→ **RECORDED DATA**:
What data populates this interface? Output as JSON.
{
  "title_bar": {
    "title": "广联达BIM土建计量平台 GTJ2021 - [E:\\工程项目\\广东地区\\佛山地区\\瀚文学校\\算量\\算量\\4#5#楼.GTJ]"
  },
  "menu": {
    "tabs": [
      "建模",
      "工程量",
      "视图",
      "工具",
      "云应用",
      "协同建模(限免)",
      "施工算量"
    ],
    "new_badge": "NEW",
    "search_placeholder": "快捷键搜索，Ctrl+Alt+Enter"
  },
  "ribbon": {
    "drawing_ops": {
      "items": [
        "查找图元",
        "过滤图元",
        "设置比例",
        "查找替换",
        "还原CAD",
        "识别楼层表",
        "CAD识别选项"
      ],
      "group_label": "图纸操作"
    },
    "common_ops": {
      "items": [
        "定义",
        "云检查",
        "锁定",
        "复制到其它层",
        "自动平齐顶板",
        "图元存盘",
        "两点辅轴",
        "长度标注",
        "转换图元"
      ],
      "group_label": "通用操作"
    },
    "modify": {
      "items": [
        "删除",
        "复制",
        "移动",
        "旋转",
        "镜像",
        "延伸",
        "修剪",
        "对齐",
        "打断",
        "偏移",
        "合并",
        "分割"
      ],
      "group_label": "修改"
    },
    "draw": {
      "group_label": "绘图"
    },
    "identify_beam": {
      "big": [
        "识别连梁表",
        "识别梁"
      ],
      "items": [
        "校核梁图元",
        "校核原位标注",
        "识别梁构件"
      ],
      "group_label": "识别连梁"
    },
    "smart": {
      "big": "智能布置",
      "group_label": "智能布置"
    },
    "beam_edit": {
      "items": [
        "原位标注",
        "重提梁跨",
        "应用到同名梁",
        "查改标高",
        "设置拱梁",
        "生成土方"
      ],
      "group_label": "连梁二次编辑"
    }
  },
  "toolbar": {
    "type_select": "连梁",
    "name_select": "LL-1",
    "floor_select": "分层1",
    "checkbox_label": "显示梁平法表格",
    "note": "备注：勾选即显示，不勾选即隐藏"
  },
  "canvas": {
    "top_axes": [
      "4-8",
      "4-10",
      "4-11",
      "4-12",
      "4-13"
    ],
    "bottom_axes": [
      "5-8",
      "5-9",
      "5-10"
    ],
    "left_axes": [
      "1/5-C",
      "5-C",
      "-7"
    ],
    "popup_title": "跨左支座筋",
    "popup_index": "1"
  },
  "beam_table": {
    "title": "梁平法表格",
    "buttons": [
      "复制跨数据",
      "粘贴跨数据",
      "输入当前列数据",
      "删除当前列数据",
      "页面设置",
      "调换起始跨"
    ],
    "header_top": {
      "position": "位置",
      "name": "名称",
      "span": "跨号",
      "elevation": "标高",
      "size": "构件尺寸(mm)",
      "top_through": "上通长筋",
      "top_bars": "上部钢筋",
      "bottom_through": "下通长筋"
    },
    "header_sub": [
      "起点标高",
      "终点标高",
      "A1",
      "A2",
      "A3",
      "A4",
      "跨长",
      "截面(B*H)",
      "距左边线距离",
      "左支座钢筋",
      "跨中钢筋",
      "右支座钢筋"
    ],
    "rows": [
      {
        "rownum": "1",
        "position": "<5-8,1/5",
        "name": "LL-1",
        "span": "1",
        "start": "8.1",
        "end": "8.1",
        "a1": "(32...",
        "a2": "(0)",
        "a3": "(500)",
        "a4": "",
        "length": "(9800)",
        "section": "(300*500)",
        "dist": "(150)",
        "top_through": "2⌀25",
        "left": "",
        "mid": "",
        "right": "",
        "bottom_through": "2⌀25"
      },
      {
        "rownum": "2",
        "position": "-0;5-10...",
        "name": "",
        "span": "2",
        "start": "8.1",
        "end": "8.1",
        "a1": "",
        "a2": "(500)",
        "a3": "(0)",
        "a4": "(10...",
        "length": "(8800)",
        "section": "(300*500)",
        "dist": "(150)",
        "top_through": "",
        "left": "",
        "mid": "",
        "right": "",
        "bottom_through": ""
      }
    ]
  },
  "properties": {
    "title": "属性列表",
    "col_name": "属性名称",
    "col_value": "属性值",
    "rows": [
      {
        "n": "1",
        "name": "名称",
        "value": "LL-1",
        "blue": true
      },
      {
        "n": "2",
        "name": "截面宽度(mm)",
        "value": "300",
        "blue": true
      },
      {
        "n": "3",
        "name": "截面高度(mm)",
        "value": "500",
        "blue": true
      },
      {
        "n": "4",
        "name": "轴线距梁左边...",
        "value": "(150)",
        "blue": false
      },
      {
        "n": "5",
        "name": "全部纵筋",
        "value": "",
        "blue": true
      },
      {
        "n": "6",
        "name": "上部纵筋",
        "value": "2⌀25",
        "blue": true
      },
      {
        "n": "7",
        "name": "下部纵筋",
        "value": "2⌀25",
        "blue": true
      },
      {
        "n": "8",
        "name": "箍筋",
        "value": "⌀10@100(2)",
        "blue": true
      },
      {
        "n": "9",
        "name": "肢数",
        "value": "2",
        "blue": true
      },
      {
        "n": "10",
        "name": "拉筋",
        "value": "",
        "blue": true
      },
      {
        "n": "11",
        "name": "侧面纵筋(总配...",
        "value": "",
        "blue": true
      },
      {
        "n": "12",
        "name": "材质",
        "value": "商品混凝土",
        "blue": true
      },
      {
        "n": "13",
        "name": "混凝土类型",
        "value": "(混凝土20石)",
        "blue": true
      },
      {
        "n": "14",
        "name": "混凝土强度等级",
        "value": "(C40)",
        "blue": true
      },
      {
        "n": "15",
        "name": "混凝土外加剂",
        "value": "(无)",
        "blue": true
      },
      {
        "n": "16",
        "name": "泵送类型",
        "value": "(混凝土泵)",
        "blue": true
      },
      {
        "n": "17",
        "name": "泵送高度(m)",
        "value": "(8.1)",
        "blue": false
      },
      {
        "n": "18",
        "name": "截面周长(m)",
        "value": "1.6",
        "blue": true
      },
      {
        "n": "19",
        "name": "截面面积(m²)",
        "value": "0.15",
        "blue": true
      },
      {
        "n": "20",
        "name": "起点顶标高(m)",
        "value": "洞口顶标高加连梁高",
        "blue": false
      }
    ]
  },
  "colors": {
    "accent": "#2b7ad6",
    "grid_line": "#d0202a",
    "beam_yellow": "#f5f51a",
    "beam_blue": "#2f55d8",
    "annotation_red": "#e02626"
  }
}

→ **DIRECTIVE**:
Each entry above is to be set down again in exactly the same words.

→ **FULL SOLUTION**:
What data populates this interface? Output as JSON.
{
  "title_bar": {
    "title": "广联达BIM土建计量平台 GTJ2021 - [E:\\工程项目\\广东地区\\佛山地区\\瀚文学校\\算量\\算量\\4#5#楼.GTJ]"
  },
  "menu": {
    "tabs": [
      "建模",
      "工程量",
      "视图",
      "工具",
      "云应用",
      "协同建模(限免)",
      "施工算量"
    ],
    "new_badge": "NEW",
    "search_placeholder": "快捷键搜索，Ctrl+Alt+Enter"
  },
  "ribbon": {
    "drawing_ops": {
      "items": [
        "查找图元",
        "过滤图元",
        "设置比例",
        "查找替换",
        "还原CAD",
        "识别楼层表",
        "CAD识别选项"
      ],
      "group_label": "图纸操作"
    },
    "common_ops": {
      "items": [
        "定义",
        "云检查",
        "锁定",
        "复制到其它层",
        "自动平齐顶板",
        "图元存盘",
        "两点辅轴",
        "长度标注",
        "转换图元"
      ],
      "group_label": "通用操作"
    },
    "modify": {
      "items": [
        "删除",
        "复制",
        "移动",
        "旋转",
        "镜像",
        "延伸",
        "修剪",
        "对齐",
        "打断",
        "偏移",
        "合并",
        "分割"
      ],
      "group_label": "修改"
    },
    "draw": {
      "group_label": "绘图"
    },
    "identify_beam": {
      "big": [
        "识别连梁表",
        "识别梁"
      ],
      "items": [
        "校核梁图元",
        "校核原位标注",
        "识别梁构件"
      ],
      "group_label": "识别连梁"
    },
    "smart": {
      "big": "智能布置",
      "group_label": "智能布置"
    },
    "beam_edit": {
      "items": [
        "原位标注",
        "重提梁跨",
        "应用到同名梁",
        "查改标高",
        "设置拱梁",
        "生成土方"
      ],
      "group_label": "连梁二次编辑"
    }
  },
  "toolbar": {
    "type_select": "连梁",
    "name_select": "LL-1",
    "floor_select": "分层1",
    "checkbox_label": "显示梁平法表格",
    "note": "备注：勾选即显示，不勾选即隐藏"
  },
  "canvas": {
    "top_axes": [
      "4-8",
      "4-10",
      "4-11",
      "4-12",
      "4-13"
    ],
    "bottom_axes": [
      "5-8",
      "5-9",
      "5-10"
    ],
    "left_axes": [
      "1/5-C",
      "5-C",
      "-7"
    ],
    "popup_title": "跨左支座筋",
    "popup_index": "1"
  },
  "beam_table": {
    "title": "梁平法表格",
    "buttons": [
      "复制跨数据",
      "粘贴跨数据",
      "输入当前列数据",
      "删除当前列数据",
      "页面设置",
      "调换起始跨"
    ],
    "header_top": {
      "position": "位置",
      "name": "名称",
      "span": "跨号",
      "elevation": "标高",
      "size": "构件尺寸(mm)",
      "top_through": "上通长筋",
      "top_bars": "上部钢筋",
      "bottom_through": "下通长筋"
    },
    "header_sub": [
      "起点标高",
      "终点标高",
      "A1",
      "A2",
      "A3",
      "A4",
      "跨长",
      "截面(B*H)",
      "距左边线距离",
      "左支座钢筋",
      "跨中钢筋",
      "右支座钢筋"
    ],
    "rows": [
      {
        "rownum": "1",
        "position": "<5-8,1/5",
        "name": "LL-1",
        "span": "1",
        "start": "8.1",
        "end": "8.1",
        "a1": "(32...",
        "a2": "(0)",
        "a3": "(500)",
        "a4": "",
        "length": "(9800)",
        "section": "(300*500)",
        "dist": "(150)",
        "top_through": "2⌀25",
        "left": "",
        "mid": "",
        "right": "",
        "bottom_through": "2⌀25"
      },
      {
        "rownum": "2",
        "position": "-0;5-10...",
        "name": "",
        "span": "2",
        "start": "8.1",
        "end": "8.1",
        "a1": "",
        "a2": "(500)",
        "a3": "(0)",
        "a4": "(10...",
        "length": "(8800)",
        "section": "(300*500)",
        "dist": "(150)",
        "top_through": "",
        "left": "",
        "mid": "",
        "right": "",
        "bottom_through": ""
      }
    ]
  },
  "properties": {
    "title": "属性列表",
    "col_name": "属性名称",
    "col_value": "属性值",
    "rows": [
      {
        "n": "1",
        "name": "名称",
        "value": "LL-1",
        "blue": true
      },
      {
        "n": "2",
        "name": "截面宽度(mm)",
        "value": "300",
        "blue": true
      },
      {
        "n": "3",
        "name": "截面高度(mm)",
        "value": "500",
        "blue": true
      },
      {
        "n": "4",
        "name": "轴线距梁左边...",
        "value": "(150)",
        "blue": false
      },
      {
        "n": "5",
        "name": "全部纵筋",
        "value": "",
        "blue": true
      },
      {
        "n": "6",
        "name": "上部纵筋",
        "value": "2⌀25",
        "blue": true
      },
      {
        "n": "7",
        "name": "下部纵筋",
        "value": "2⌀25",
        "blue": true
      },
      {
        "n": "8",
        "name": "箍筋",
        "value": "⌀10@100(2)",
        "blue": true
      },
      {
        "n": "9",
        "name": "肢数",
        "value": "2",
        "blue": true
      },
      {
        "n": "10",
        "name": "拉筋",
        "value": "",
        "blue": true
      },
      {
        "n": "11",
        "name": "侧面纵筋(总配...",
        "value": "",
        "blue": true
      },
      {
        "n": "12",
        "name": "材质",
        "value": "商品混凝土",
        "blue": true
      },
      {
        "n": "13",
        "name": "混凝土类型",
        "value": "(混凝土20石)",
        "blue": true
      },
      {
        "n": "14",
        "name": "混凝土强度等级",
        "value": "(C40)",
        "blue": true
      },
      {
        "n": "15",
        "name": "混凝土外加剂",
        "value": "(无)",
        "blue": true
      },
      {
        "n": "16",
        "name": "泵送类型",
        "value": "(混凝土泵)",
        "blue": true
      },
      {
        "n": "17",
        "name": "泵送高度(m)",
        "value": "(8.1)",
        "blue": false
      },
      {
        "n": "18",
        "name": "截面周长(m)",
        "value": "1.6",
        "blue": true
      },
      {
        "n": "19",
        "name": "截面面积(m²)",
        "value": "0.15",
        "blue": true
      },
      {
        "n": "20",
        "name": "起点顶标高(m)",
        "value": "洞口顶标高加连梁高",
        "blue": false
      }
    ]
  },
  "colors": {
    "accent": "#2b7ad6",
    "grid_line": "#d0202a",
    "beam_yellow": "#f5f51a",
    "beam_blue": "#2f55d8",
    "annotation_red": "#e02626"
  }
}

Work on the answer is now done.